Items from a figure collection
----------
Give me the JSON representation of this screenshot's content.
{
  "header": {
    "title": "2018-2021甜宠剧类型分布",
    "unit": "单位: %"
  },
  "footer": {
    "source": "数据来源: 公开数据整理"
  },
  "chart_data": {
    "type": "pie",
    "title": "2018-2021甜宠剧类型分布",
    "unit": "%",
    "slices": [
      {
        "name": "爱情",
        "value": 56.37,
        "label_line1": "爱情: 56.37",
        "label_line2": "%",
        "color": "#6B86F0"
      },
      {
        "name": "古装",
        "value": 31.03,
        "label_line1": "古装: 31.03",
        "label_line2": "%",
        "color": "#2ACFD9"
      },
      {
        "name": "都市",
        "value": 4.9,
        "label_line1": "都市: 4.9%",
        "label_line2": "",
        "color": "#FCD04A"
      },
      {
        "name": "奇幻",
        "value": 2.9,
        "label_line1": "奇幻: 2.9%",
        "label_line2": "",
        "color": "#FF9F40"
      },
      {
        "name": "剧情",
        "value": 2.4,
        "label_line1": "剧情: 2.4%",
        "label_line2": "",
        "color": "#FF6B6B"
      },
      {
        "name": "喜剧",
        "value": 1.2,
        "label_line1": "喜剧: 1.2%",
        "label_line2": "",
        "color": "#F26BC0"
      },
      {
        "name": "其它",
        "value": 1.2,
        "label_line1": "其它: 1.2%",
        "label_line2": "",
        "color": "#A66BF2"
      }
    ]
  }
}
----------
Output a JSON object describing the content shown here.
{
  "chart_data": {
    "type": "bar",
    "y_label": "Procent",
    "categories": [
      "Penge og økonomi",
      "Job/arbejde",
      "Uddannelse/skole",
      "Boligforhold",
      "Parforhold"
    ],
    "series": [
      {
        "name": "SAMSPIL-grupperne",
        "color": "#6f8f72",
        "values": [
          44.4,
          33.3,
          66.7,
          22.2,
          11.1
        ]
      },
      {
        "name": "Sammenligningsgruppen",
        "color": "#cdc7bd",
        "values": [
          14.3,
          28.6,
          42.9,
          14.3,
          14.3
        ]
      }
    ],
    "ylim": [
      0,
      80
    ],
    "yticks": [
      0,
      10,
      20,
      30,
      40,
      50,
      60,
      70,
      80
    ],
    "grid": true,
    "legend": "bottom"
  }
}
----------
**Written problem:**
Which lines of the data above contain "content"? Copy each one.

**Response:**
Give me the JSON representation of this screenshot's content.
Output a JSON object describing the content shown here.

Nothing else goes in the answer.